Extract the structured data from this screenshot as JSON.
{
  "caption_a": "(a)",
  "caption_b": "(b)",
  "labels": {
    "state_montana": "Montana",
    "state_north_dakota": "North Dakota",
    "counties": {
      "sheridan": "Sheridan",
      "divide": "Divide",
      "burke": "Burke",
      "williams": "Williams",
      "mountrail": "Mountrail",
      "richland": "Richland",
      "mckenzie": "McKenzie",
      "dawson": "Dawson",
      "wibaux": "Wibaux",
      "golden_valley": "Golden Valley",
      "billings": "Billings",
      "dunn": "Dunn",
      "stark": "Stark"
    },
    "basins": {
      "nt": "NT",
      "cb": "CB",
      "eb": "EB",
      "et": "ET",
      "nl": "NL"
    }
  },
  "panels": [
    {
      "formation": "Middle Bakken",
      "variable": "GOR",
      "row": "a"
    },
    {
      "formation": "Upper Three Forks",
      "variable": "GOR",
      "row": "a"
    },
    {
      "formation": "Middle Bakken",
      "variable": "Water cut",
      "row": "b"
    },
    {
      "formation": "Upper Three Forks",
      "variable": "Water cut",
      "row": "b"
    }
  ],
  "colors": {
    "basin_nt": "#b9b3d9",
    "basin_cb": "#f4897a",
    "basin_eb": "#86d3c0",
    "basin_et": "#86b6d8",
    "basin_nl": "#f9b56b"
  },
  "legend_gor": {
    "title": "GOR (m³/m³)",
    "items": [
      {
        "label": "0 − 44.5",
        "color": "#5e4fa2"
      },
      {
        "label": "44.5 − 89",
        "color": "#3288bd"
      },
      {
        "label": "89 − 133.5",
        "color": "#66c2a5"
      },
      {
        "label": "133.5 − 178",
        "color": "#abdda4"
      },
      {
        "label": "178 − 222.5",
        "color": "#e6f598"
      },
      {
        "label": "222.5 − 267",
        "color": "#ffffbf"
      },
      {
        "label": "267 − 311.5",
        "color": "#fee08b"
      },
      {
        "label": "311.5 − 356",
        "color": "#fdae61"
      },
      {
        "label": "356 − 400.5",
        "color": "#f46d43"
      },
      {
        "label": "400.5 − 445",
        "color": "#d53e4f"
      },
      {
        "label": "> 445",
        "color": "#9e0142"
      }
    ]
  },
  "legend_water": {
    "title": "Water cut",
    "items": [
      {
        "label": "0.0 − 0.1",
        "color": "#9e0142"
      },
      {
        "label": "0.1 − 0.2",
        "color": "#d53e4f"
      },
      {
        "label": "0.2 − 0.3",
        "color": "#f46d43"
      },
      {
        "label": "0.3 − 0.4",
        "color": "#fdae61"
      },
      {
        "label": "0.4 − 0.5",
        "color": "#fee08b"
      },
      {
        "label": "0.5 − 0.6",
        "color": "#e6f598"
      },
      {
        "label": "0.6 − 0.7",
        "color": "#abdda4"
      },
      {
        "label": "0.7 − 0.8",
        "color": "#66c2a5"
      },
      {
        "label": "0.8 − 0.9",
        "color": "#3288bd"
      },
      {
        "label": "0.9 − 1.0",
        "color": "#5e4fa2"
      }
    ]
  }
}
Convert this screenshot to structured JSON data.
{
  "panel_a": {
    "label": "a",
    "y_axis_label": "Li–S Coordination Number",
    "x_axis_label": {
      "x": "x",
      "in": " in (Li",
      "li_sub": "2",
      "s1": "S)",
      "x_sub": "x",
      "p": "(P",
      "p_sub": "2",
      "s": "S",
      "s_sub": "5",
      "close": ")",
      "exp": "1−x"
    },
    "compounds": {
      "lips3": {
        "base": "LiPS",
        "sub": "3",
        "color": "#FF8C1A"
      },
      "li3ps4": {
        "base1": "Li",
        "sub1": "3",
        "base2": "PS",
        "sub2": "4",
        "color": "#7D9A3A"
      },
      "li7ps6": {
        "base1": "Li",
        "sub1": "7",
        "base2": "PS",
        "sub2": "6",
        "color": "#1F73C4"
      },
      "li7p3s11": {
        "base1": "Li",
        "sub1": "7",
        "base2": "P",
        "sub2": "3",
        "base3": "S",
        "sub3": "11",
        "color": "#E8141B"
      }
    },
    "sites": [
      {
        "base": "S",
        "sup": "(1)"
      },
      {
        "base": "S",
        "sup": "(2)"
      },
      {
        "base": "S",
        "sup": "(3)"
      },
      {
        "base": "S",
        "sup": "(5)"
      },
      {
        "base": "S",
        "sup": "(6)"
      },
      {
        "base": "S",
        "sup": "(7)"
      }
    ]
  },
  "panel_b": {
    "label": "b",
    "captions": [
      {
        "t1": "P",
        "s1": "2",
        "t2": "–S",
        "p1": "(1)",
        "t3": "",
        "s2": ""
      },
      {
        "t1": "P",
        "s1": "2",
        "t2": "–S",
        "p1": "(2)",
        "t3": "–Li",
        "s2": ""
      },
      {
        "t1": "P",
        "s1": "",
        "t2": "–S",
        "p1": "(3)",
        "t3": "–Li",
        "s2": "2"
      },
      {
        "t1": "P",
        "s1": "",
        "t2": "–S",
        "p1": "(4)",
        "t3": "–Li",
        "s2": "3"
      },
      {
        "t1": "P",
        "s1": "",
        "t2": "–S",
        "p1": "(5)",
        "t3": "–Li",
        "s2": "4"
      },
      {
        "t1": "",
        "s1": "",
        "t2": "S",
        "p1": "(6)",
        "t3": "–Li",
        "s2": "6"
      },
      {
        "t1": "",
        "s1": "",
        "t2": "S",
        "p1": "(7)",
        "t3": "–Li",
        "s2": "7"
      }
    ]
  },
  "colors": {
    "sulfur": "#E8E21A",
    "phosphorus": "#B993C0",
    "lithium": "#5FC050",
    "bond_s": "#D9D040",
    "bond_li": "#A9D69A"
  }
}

Stated exercise: Locate the word "data" in the records above, and return each line that has it.

Exercise result:
Extract the structured data from this screenshot as JSON.
Convert this screenshot to structured JSON data.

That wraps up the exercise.